**Goal**.
Repeat every record below exactly, but leave out any pictures.

[Figure contents as structured data]
+ + + + + + +

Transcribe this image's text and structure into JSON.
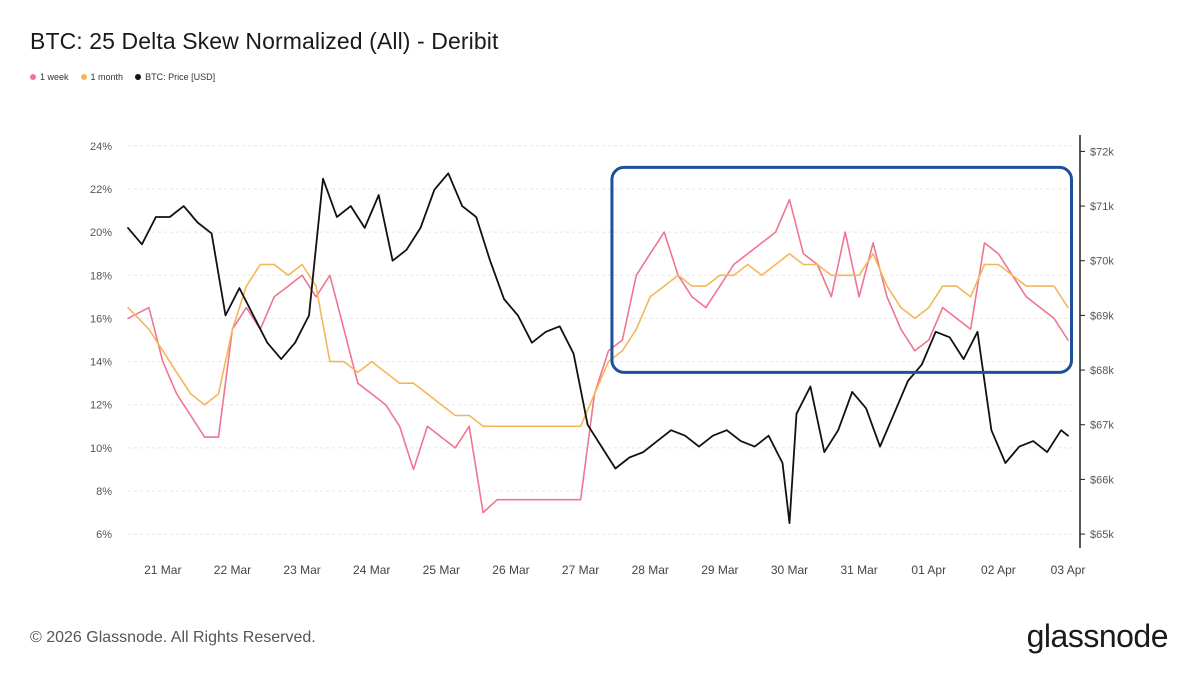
{
  "title": "BTC: 25 Delta Skew Normalized (All) - Deribit",
  "legend": [
    {
      "label": "1 week",
      "color": "#f0758f"
    },
    {
      "label": "1 month",
      "color": "#f5b65a"
    },
    {
      "label": "BTC: Price [USD]",
      "color": "#111111"
    }
  ],
  "footer": "© 2026 Glassnode. All Rights Reserved.",
  "brand": "glassnode",
  "highlight_color": "#1f4e9a",
  "chart_data": {
    "type": "line",
    "x_ticks": [
      "21 Mar",
      "22 Mar",
      "23 Mar",
      "24 Mar",
      "25 Mar",
      "26 Mar",
      "27 Mar",
      "28 Mar",
      "29 Mar",
      "30 Mar",
      "31 Mar",
      "01 Apr",
      "02 Apr",
      "03 Apr"
    ],
    "y_left_ticks": [
      "6%",
      "8%",
      "10%",
      "12%",
      "14%",
      "16%",
      "18%",
      "20%",
      "22%",
      "24%"
    ],
    "y_left_range": [
      5.5,
      24.5
    ],
    "y_right_ticks": [
      "$65k",
      "$66k",
      "$67k",
      "$68k",
      "$69k",
      "$70k",
      "$71k",
      "$72k"
    ],
    "y_right_range": [
      64.8,
      72.3
    ],
    "x_range": [
      20.5,
      34.1
    ],
    "grid": "horizontal dashed",
    "legend_position": "top-left",
    "annotation": "highlight box from 27 Mar to 03 Apr",
    "highlight_range": {
      "x": [
        27.45,
        34.05
      ],
      "y_left": [
        13.5,
        23.0
      ]
    },
    "series": [
      {
        "name": "1 week",
        "color": "#f0758f",
        "x": [
          20.5,
          20.8,
          21.0,
          21.2,
          21.4,
          21.6,
          21.8,
          22.0,
          22.2,
          22.4,
          22.6,
          22.8,
          23.0,
          23.2,
          23.4,
          23.6,
          23.8,
          24.0,
          24.2,
          24.4,
          24.6,
          24.8,
          25.0,
          25.2,
          25.4,
          25.6,
          25.8,
          26.0,
          26.2,
          26.4,
          26.6,
          26.8,
          27.0,
          27.2,
          27.4,
          27.6,
          27.8,
          28.0,
          28.2,
          28.4,
          28.6,
          28.8,
          29.0,
          29.2,
          29.4,
          29.6,
          29.8,
          30.0,
          30.2,
          30.4,
          30.6,
          30.8,
          31.0,
          31.2,
          31.4,
          31.6,
          31.8,
          32.0,
          32.2,
          32.4,
          32.6,
          32.8,
          33.0,
          33.2,
          33.4,
          33.6,
          33.8,
          34.0
        ],
        "values": [
          16.0,
          16.5,
          14.0,
          12.5,
          11.5,
          10.5,
          10.5,
          15.5,
          16.5,
          15.5,
          17.0,
          17.5,
          18.0,
          17.0,
          18.0,
          15.5,
          13.0,
          12.5,
          12.0,
          11.0,
          9.0,
          11.0,
          10.5,
          10.0,
          11.0,
          7.0,
          7.6,
          7.6,
          7.6,
          7.6,
          7.6,
          7.6,
          7.6,
          12.5,
          14.5,
          15.0,
          18.0,
          19.0,
          20.0,
          18.0,
          17.0,
          16.5,
          17.5,
          18.5,
          19.0,
          19.5,
          20.0,
          21.5,
          19.0,
          18.5,
          17.0,
          20.0,
          17.0,
          19.5,
          17.0,
          15.5,
          14.5,
          15.0,
          16.5,
          16.0,
          15.5,
          19.5,
          19.0,
          18.0,
          17.0,
          16.5,
          16.0,
          15.0
        ]
      },
      {
        "name": "1 month",
        "color": "#f5b65a",
        "x": [
          20.5,
          20.8,
          21.0,
          21.2,
          21.4,
          21.6,
          21.8,
          22.0,
          22.2,
          22.4,
          22.6,
          22.8,
          23.0,
          23.2,
          23.4,
          23.6,
          23.8,
          24.0,
          24.2,
          24.4,
          24.6,
          24.8,
          25.0,
          25.2,
          25.4,
          25.6,
          25.8,
          26.0,
          26.2,
          26.4,
          26.6,
          26.8,
          27.0,
          27.2,
          27.4,
          27.6,
          27.8,
          28.0,
          28.2,
          28.4,
          28.6,
          28.8,
          29.0,
          29.2,
          29.4,
          29.6,
          29.8,
          30.0,
          30.2,
          30.4,
          30.6,
          30.8,
          31.0,
          31.2,
          31.4,
          31.6,
          31.8,
          32.0,
          32.2,
          32.4,
          32.6,
          32.8,
          33.0,
          33.2,
          33.4,
          33.6,
          33.8,
          34.0
        ],
        "values": [
          16.5,
          15.5,
          14.5,
          13.5,
          12.5,
          12.0,
          12.5,
          15.5,
          17.5,
          18.5,
          18.5,
          18.0,
          18.5,
          17.5,
          14.0,
          14.0,
          13.5,
          14.0,
          13.5,
          13.0,
          13.0,
          12.5,
          12.0,
          11.5,
          11.5,
          11.0,
          11.0,
          11.0,
          11.0,
          11.0,
          11.0,
          11.0,
          11.0,
          12.5,
          14.0,
          14.5,
          15.5,
          17.0,
          17.5,
          18.0,
          17.5,
          17.5,
          18.0,
          18.0,
          18.5,
          18.0,
          18.5,
          19.0,
          18.5,
          18.5,
          18.0,
          18.0,
          18.0,
          19.0,
          17.5,
          16.5,
          16.0,
          16.5,
          17.5,
          17.5,
          17.0,
          18.5,
          18.5,
          18.0,
          17.5,
          17.5,
          17.5,
          16.5
        ]
      },
      {
        "name": "BTC: Price [USD]",
        "color": "#111111",
        "axis": "right",
        "x": [
          20.5,
          20.7,
          20.9,
          21.1,
          21.3,
          21.5,
          21.7,
          21.9,
          22.1,
          22.3,
          22.5,
          22.7,
          22.9,
          23.1,
          23.3,
          23.5,
          23.7,
          23.9,
          24.1,
          24.3,
          24.5,
          24.7,
          24.9,
          25.1,
          25.3,
          25.5,
          25.7,
          25.9,
          26.1,
          26.3,
          26.5,
          26.7,
          26.9,
          27.1,
          27.3,
          27.5,
          27.7,
          27.9,
          28.1,
          28.3,
          28.5,
          28.7,
          28.9,
          29.1,
          29.3,
          29.5,
          29.7,
          29.9,
          30.0,
          30.1,
          30.3,
          30.5,
          30.7,
          30.9,
          31.1,
          31.3,
          31.5,
          31.7,
          31.9,
          32.1,
          32.3,
          32.5,
          32.7,
          32.9,
          33.1,
          33.3,
          33.5,
          33.7,
          33.9,
          34.0
        ],
        "values": [
          70.6,
          70.3,
          70.8,
          70.8,
          71.0,
          70.7,
          70.5,
          69.0,
          69.5,
          69.0,
          68.5,
          68.2,
          68.5,
          69.0,
          71.5,
          70.8,
          71.0,
          70.6,
          71.2,
          70.0,
          70.2,
          70.6,
          71.3,
          71.6,
          71.0,
          70.8,
          70.0,
          69.3,
          69.0,
          68.5,
          68.7,
          68.8,
          68.3,
          67.0,
          66.6,
          66.2,
          66.4,
          66.5,
          66.7,
          66.9,
          66.8,
          66.6,
          66.8,
          66.9,
          66.7,
          66.6,
          66.8,
          66.3,
          65.2,
          67.2,
          67.7,
          66.5,
          66.9,
          67.6,
          67.3,
          66.6,
          67.2,
          67.8,
          68.1,
          68.7,
          68.6,
          68.2,
          68.7,
          66.9,
          66.3,
          66.6,
          66.7,
          66.5,
          66.9,
          66.8
        ]
      }
    ]
  }
}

+ + + + + + +

**Solution to this task**.
Transcribe this image's text and structure into JSON.
{
  "title": "BTC: 25 Delta Skew Normalized (All) - Deribit",
  "legend": [
    {
      "label": "1 week",
      "color": "#f0758f"
    },
    {
      "label": "1 month",
      "color": "#f5b65a"
    },
    {
      "label": "BTC: Price [USD]",
      "color": "#111111"
    }
  ],
  "footer": "© 2026 Glassnode. All Rights Reserved.",
  "brand": "glassnode",
  "highlight_color": "#1f4e9a",
  "chart_data": {
    "type": "line",
    "x_ticks": [
      "21 Mar",
      "22 Mar",
      "23 Mar",
      "24 Mar",
      "25 Mar",
      "26 Mar",
      "27 Mar",
      "28 Mar",
      "29 Mar",
      "30 Mar",
      "31 Mar",
      "01 Apr",
      "02 Apr",
      "03 Apr"
    ],
    "y_left_ticks": [
      "6%",
      "8%",
      "10%",
      "12%",
      "14%",
      "16%",
      "18%",
      "20%",
      "22%",
      "24%"
    ],
    "y_left_range": [
      5.5,
      24.5
    ],
    "y_right_ticks": [
      "$65k",
      "$66k",
      "$67k",
      "$68k",
      "$69k",
      "$70k",
      "$71k",
      "$72k"
    ],
    "y_right_range": [
      64.8,
      72.3
    ],
    "x_range": [
      20.5,
      34.1
    ],
    "grid": "horizontal dashed",
    "legend_position": "top-left",
    "annotation": "highlight box from 27 Mar to 03 Apr",
    "highlight_range": {
      "x": [
        27.45,
        34.05
      ],
      "y_left": [
        13.5,
        23.0
      ]
    },
    "series": [
      {
        "name": "1 week",
        "color": "#f0758f",
        "x": [
          20.5,
          20.8,
          21.0,
          21.2,
          21.4,
          21.6,
          21.8,
          22.0,
          22.2,
          22.4,
          22.6,
          22.8,
          23.0,
          23.2,
          23.4,
          23.6,
          23.8,
          24.0,
          24.2,
          24.4,
          24.6,
          24.8,
          25.0,
          25.2,
          25.4,
          25.6,
          25.8,
          26.0,
          26.2,
          26.4,
          26.6,
          26.8,
          27.0,
          27.2,
          27.4,
          27.6,
          27.8,
          28.0,
          28.2,
          28.4,
          28.6,
          28.8,
          29.0,
          29.2,
          29.4,
          29.6,
          29.8,
          30.0,
          30.2,
          30.4,
          30.6,
          30.8,
          31.0,
          31.2,
          31.4,
          31.6,
          31.8,
          32.0,
          32.2,
          32.4,
          32.6,
          32.8,
          33.0,
          33.2,
          33.4,
          33.6,
          33.8,
          34.0
        ],
        "values": [
          16.0,
          16.5,
          14.0,
          12.5,
          11.5,
          10.5,
          10.5,
          15.5,
          16.5,
          15.5,
          17.0,
          17.5,
          18.0,
          17.0,
          18.0,
          15.5,
          13.0,
          12.5,
          12.0,
          11.0,
          9.0,
          11.0,
          10.5,
          10.0,
          11.0,
          7.0,
          7.6,
          7.6,
          7.6,
          7.6,
          7.6,
          7.6,
          7.6,
          12.5,
          14.5,
          15.0,
          18.0,
          19.0,
          20.0,
          18.0,
          17.0,
          16.5,
          17.5,
          18.5,
          19.0,
          19.5,
          20.0,
          21.5,
          19.0,
          18.5,
          17.0,
          20.0,
          17.0,
          19.5,
          17.0,
          15.5,
          14.5,
          15.0,
          16.5,
          16.0,
          15.5,
          19.5,
          19.0,
          18.0,
          17.0,
          16.5,
          16.0,
          15.0
        ]
      },
      {
        "name": "1 month",
        "color": "#f5b65a",
        "x": [
          20.5,
          20.8,
          21.0,
          21.2,
          21.4,
          21.6,
          21.8,
          22.0,
          22.2,
          22.4,
          22.6,
          22.8,
          23.0,
          23.2,
          23.4,
          23.6,
          23.8,
          24.0,
          24.2,
          24.4,
          24.6,
          24.8,
          25.0,
          25.2,
          25.4,
          25.6,
          25.8,
          26.0,
          26.2,
          26.4,
          26.6,
          26.8,
          27.0,
          27.2,
          27.4,
          27.6,
          27.8,
          28.0,
          28.2,
          28.4,
          28.6,
          28.8,
          29.0,
          29.2,
          29.4,
          29.6,
          29.8,
          30.0,
          30.2,
          30.4,
          30.6,
          30.8,
          31.0,
          31.2,
          31.4,
          31.6,
          31.8,
          32.0,
          32.2,
          32.4,
          32.6,
          32.8,
          33.0,
          33.2,
          33.4,
          33.6,
          33.8,
          34.0
        ],
        "values": [
          16.5,
          15.5,
          14.5,
          13.5,
          12.5,
          12.0,
          12.5,
          15.5,
          17.5,
          18.5,
          18.5,
          18.0,
          18.5,
          17.5,
          14.0,
          14.0,
          13.5,
          14.0,
          13.5,
          13.0,
          13.0,
          12.5,
          12.0,
          11.5,
          11.5,
          11.0,
          11.0,
          11.0,
          11.0,
          11.0,
          11.0,
          11.0,
          11.0,
          12.5,
          14.0,
          14.5,
          15.5,
          17.0,
          17.5,
          18.0,
          17.5,
          17.5,
          18.0,
          18.0,
          18.5,
          18.0,
          18.5,
          19.0,
          18.5,
          18.5,
          18.0,
          18.0,
          18.0,
          19.0,
          17.5,
          16.5,
          16.0,
          16.5,
          17.5,
          17.5,
          17.0,
          18.5,
          18.5,
          18.0,
          17.5,
          17.5,
          17.5,
          16.5
        ]
      },
      {
        "name": "BTC: Price [USD]",
        "color": "#111111",
        "axis": "right",
        "x": [
          20.5,
          20.7,
          20.9,
          21.1,
          21.3,
          21.5,
          21.7,
          21.9,
          22.1,
          22.3,
          22.5,
          22.7,
          22.9,
          23.1,
          23.3,
          23.5,
          23.7,
          23.9,
          24.1,
          24.3,
          24.5,
          24.7,
          24.9,
          25.1,
          25.3,
          25.5,
          25.7,
          25.9,
          26.1,
          26.3,
          26.5,
          26.7,
          26.9,
          27.1,
          27.3,
          27.5,
          27.7,
          27.9,
          28.1,
          28.3,
          28.5,
          28.7,
          28.9,
          29.1,
          29.3,
          29.5,
          29.7,
          29.9,
          30.0,
          30.1,
          30.3,
          30.5,
          30.7,
          30.9,
          31.1,
          31.3,
          31.5,
          31.7,
          31.9,
          32.1,
          32.3,
          32.5,
          32.7,
          32.9,
          33.1,
          33.3,
          33.5,
          33.7,
          33.9,
          34.0
        ],
        "values": [
          70.6,
          70.3,
          70.8,
          70.8,
          71.0,
          70.7,
          70.5,
          69.0,
          69.5,
          69.0,
          68.5,
          68.2,
          68.5,
          69.0,
          71.5,
          70.8,
          71.0,
          70.6,
          71.2,
          70.0,
          70.2,
          70.6,
          71.3,
          71.6,
          71.0,
          70.8,
          70.0,
          69.3,
          69.0,
          68.5,
          68.7,
          68.8,
          68.3,
          67.0,
          66.6,
          66.2,
          66.4,
          66.5,
          66.7,
          66.9,
          66.8,
          66.6,
          66.8,
          66.9,
          66.7,
          66.6,
          66.8,
          66.3,
          65.2,
          67.2,
          67.7,
          66.5,
          66.9,
          67.6,
          67.3,
          66.6,
          67.2,
          67.8,
          68.1,
          68.7,
          68.6,
          68.2,
          68.7,
          66.9,
          66.3,
          66.6,
          66.7,
          66.5,
          66.9,
          66.8
        ]
      }
    ]
  }
}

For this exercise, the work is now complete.